> **問題文 1**
ケープ岬を訪れた旅行記の本文によると、ケープ半島の先端にある自然保護区に入るには、いくらの入場料を払う必要がありましたか。
> **問題文 2**
ケープ岬を訪れた旅行記の本文を、最後の文の後から書き継いでください。

冷静に考えたら異常な光景なんだろうけど、この国のダイナミックな自然に
慣れてきたせいか(?)、それを当たり前の景色として普通に受け入れてる
自分達に驚く。アフリカ・ナイズされてきたのかもしれない。

そのまま目的地のCape Point (ケープ岬)まで車を走らせる。
ケープ半島の先端は、広大な自然保護区になっていて、入場料R50を払って入るように
なっていた。車でそのまま入っていくと、目を見張る素晴らしい景色が広がっていく…。

ケープ岬
向こうに見えるのが
Cape of Good Hope(喜望峰)
昔、歴史の教科書で読み、テストにも
出てきた喜望峰を眺めている…。
なんだかフラフラと遊んでる間にとうとう
アフリカ大陸の端まで来てしまったかと思うと、
なんとなく感慨深いものがある。

それにしても南アフリカは視野が大きかった。
写真で伝えるのはほぼ不可能。
写真を撮っても、景色の10分の1の空間すら
切り取れない。広すぎる空間に強い光…。
緑の背が低いのも、空間の広さに
拍車をかけている。

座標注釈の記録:
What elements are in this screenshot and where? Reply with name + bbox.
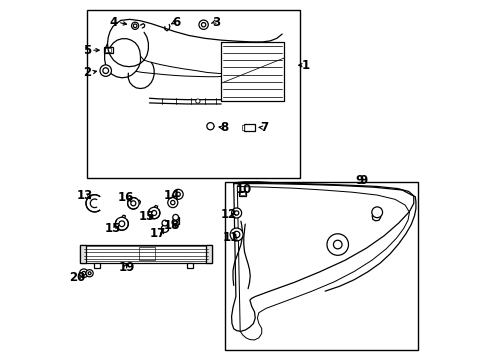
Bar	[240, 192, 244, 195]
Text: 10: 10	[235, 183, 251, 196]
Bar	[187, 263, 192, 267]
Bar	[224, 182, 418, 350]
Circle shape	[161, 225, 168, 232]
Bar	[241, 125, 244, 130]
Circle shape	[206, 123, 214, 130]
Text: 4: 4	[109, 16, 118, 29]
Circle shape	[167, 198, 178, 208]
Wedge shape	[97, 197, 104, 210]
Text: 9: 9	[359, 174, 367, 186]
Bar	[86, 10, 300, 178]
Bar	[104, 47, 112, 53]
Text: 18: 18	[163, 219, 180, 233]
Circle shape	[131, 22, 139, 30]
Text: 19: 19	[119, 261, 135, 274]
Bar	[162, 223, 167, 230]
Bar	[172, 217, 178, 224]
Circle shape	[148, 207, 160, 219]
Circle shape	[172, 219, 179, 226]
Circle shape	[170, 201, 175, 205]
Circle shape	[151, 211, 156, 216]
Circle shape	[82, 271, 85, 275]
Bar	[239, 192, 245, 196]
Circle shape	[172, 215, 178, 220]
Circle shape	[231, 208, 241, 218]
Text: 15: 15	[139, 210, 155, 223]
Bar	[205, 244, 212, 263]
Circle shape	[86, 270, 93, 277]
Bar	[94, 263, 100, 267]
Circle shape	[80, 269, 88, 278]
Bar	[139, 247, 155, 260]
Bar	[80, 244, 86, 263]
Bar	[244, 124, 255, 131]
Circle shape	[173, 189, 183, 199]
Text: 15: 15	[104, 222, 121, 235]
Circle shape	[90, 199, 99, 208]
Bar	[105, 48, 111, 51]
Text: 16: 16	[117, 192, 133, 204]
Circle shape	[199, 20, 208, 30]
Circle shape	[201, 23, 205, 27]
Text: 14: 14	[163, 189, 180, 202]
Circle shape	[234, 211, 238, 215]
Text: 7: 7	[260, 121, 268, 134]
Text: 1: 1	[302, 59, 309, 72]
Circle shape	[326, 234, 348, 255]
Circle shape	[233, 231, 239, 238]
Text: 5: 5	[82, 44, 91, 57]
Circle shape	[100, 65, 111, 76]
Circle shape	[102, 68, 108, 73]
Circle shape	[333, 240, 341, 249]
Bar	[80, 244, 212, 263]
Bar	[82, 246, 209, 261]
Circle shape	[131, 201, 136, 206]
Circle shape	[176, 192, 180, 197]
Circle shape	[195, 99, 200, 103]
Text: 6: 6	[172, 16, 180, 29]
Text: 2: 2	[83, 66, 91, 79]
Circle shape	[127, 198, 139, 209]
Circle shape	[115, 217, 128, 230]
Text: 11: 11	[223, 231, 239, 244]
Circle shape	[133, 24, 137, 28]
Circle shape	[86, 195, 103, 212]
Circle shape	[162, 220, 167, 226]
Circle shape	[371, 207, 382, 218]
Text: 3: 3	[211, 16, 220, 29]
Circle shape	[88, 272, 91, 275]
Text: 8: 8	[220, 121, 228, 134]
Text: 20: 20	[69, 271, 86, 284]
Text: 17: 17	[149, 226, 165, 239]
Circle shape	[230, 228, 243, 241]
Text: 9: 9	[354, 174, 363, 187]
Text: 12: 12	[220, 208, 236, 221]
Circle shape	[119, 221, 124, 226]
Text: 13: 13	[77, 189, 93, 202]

> **解答 1**
入場料はR50でした。

> **解答 2**
目に入る緑も、一見地味な配色に思えるが、よくよく近づいてみると、
変わった質感や奇妙な形でユニークそのもの!花も凄く綺麗で美しい。
どうやら、この国を見るには『魚眼レンズ』と『虫眼鏡』の両方が必要みたいだ。
広大な空間に負けないよう、よ〜く目をこらしてないと見えない世界が
たくさんあると思われる。

最初は驚いたスペースの広さも、滞在する間、パノラマ・ビューの連続で、
すっかり“パノラマ慣れ症候群”になってしまった。
それでも毎回驚くのは、『夕日』だ。

アフリカの夕日
アフリカの夕日は凄いよ!
南アフリカの空は美しい。
空気が澄んでいるせいか、
青さもひときわ抜きん出ている。
そして、そこに沈む夕日は
言葉を失うほどキレイだ。
空間のスケールが大きいということは、
それだけ『夕日』のスケールも
大きいということ。

360度ピンク色に染まる空。
こんなに空のキャンパスが広ければ、
さぞかし神様も、『夕の描きがいが
あるというものだろう…。

ついこの間来たかと思うのに、もう旅立ちの日がやってきた。
あっという間に終わってしまった感の南アフリカである。
1ヶ月ちょっとの滞在では全然足りなかった!!
日本の3倍程の面積を持つこの国には、まだまだ観るべきものが
たくさんあるに違いない。

最初にこの地に来た時から、どこかでみたような風景のような感じがして
ならなかった。それは日本風であったり、アメリカ風であったり、
ヨーロッパ風であったり、カリブ海風であったり… 様々な国風なのであった。

でもそれもこれも、アフリカ大陸が人類のルーツであることを思い出せば、
すべて合点がいく。この国はどこの国でもあるのだ。
そして本当は、どこの国とも似ていない。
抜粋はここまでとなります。